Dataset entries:
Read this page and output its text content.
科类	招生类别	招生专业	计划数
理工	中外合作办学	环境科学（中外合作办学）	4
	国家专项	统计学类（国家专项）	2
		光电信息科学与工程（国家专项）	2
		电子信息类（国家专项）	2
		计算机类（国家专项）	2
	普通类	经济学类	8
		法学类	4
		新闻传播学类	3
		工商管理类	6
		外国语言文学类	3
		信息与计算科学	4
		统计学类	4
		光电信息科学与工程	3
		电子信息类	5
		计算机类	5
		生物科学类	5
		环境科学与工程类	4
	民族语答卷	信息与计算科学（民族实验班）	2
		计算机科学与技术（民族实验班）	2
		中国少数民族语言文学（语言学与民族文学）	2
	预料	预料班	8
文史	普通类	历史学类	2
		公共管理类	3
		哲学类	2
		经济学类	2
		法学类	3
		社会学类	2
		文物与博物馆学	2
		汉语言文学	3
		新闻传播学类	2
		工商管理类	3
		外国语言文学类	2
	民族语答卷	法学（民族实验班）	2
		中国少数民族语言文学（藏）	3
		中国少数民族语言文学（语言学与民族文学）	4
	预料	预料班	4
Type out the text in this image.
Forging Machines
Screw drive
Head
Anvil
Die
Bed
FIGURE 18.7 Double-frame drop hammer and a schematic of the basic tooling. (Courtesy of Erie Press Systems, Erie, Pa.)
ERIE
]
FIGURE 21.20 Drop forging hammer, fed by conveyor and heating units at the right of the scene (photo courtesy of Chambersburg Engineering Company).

▸ **Task directions**
Report the number of lines above that contain the word "中国少数民族语言文学", and only that number.

▸ **Solved exercise**
3